What is asked
Every line of the material is to be quoted verbatim, minus the pictures.

Exercise inputs
= = = = =

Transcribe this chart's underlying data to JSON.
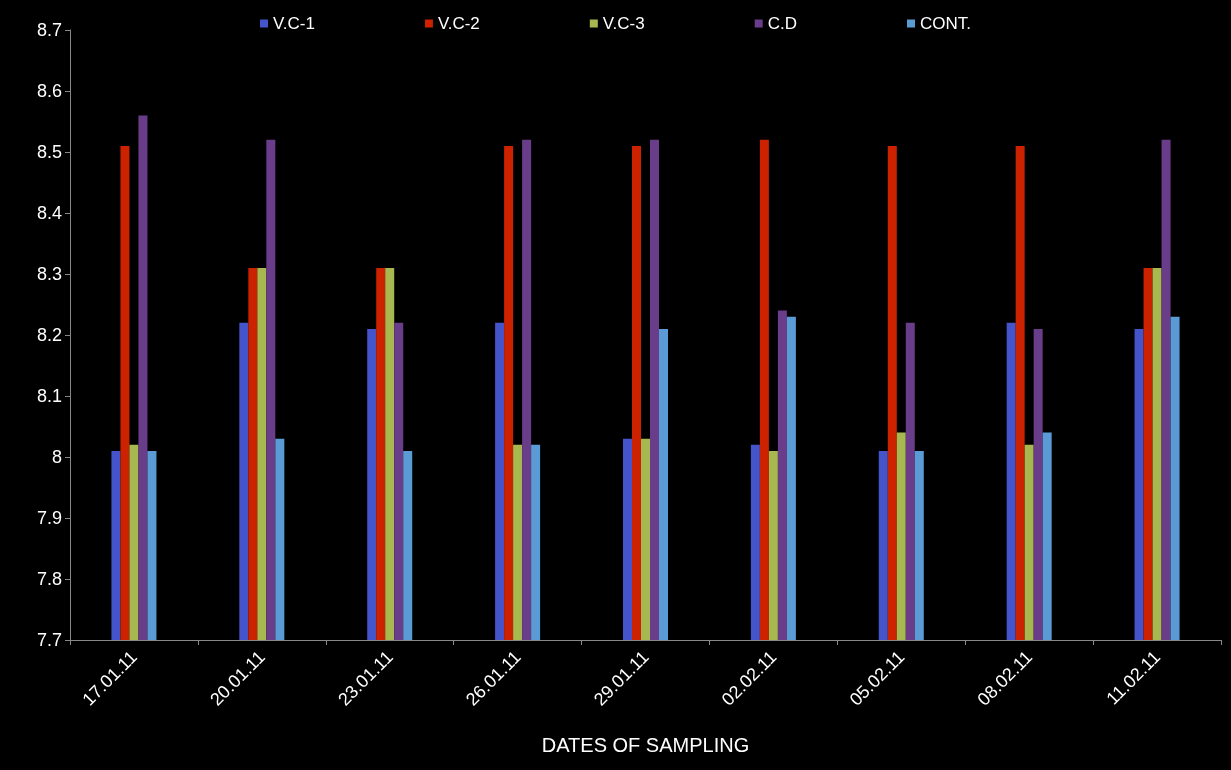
{
  "chart_data": {
    "type": "bar",
    "xlabel": "DATES OF SAMPLING",
    "categories": [
      "17.01.11",
      "20.01.11",
      "23.01.11",
      "26.01.11",
      "29.01.11",
      "02.02.11",
      "05.02.11",
      "08.02.11",
      "11.02.11"
    ],
    "series": [
      {
        "name": "V.C-1",
        "color": "#4455cc",
        "values": [
          8.01,
          8.22,
          8.21,
          8.22,
          8.03,
          8.02,
          8.01,
          8.22,
          8.21
        ]
      },
      {
        "name": "V.C-2",
        "color": "#cc2200",
        "values": [
          8.51,
          8.31,
          8.31,
          8.51,
          8.51,
          8.52,
          8.51,
          8.51,
          8.31
        ]
      },
      {
        "name": "V.C-3",
        "color": "#a8b850",
        "values": [
          8.02,
          8.31,
          8.31,
          8.02,
          8.03,
          8.01,
          8.04,
          8.02,
          8.31
        ]
      },
      {
        "name": "C.D",
        "color": "#6a3d8a",
        "values": [
          8.56,
          8.52,
          8.22,
          8.52,
          8.52,
          8.24,
          8.22,
          8.21,
          8.52
        ]
      },
      {
        "name": "CONT.",
        "color": "#5b9bd5",
        "values": [
          8.01,
          8.03,
          8.01,
          8.02,
          8.21,
          8.23,
          8.01,
          8.04,
          8.23
        ]
      }
    ],
    "ylim": [
      7.7,
      8.7
    ],
    "yticks": [
      7.7,
      7.8,
      7.9,
      8,
      8.1,
      8.2,
      8.3,
      8.4,
      8.5,
      8.6,
      8.7
    ],
    "grid": false,
    "legend": "top"
  }
}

= = = = =

Response
Transcribe this chart's underlying data to JSON.
{
  "chart_data": {
    "type": "bar",
    "xlabel": "DATES OF SAMPLING",
    "categories": [
      "17.01.11",
      "20.01.11",
      "23.01.11",
      "26.01.11",
      "29.01.11",
      "02.02.11",
      "05.02.11",
      "08.02.11",
      "11.02.11"
    ],
    "series": [
      {
        "name": "V.C-1",
        "color": "#4455cc",
        "values": [
          8.01,
          8.22,
          8.21,
          8.22,
          8.03,
          8.02,
          8.01,
          8.22,
          8.21
        ]
      },
      {
        "name": "V.C-2",
        "color": "#cc2200",
        "values": [
          8.51,
          8.31,
          8.31,
          8.51,
          8.51,
          8.52,
          8.51,
          8.51,
          8.31
        ]
      },
      {
        "name": "V.C-3",
        "color": "#a8b850",
        "values": [
          8.02,
          8.31,
          8.31,
          8.02,
          8.03,
          8.01,
          8.04,
          8.02,
          8.31
        ]
      },
      {
        "name": "C.D",
        "color": "#6a3d8a",
        "values": [
          8.56,
          8.52,
          8.22,
          8.52,
          8.52,
          8.24,
          8.22,
          8.21,
          8.52
        ]
      },
      {
        "name": "CONT.",
        "color": "#5b9bd5",
        "values": [
          8.01,
          8.03,
          8.01,
          8.02,
          8.21,
          8.23,
          8.01,
          8.04,
          8.23
        ]
      }
    ],
    "ylim": [
      7.7,
      8.7
    ],
    "yticks": [
      7.7,
      7.8,
      7.9,
      8,
      8.1,
      8.2,
      8.3,
      8.4,
      8.5,
      8.6,
      8.7
    ],
    "grid": false,
    "legend": "top"
  }
}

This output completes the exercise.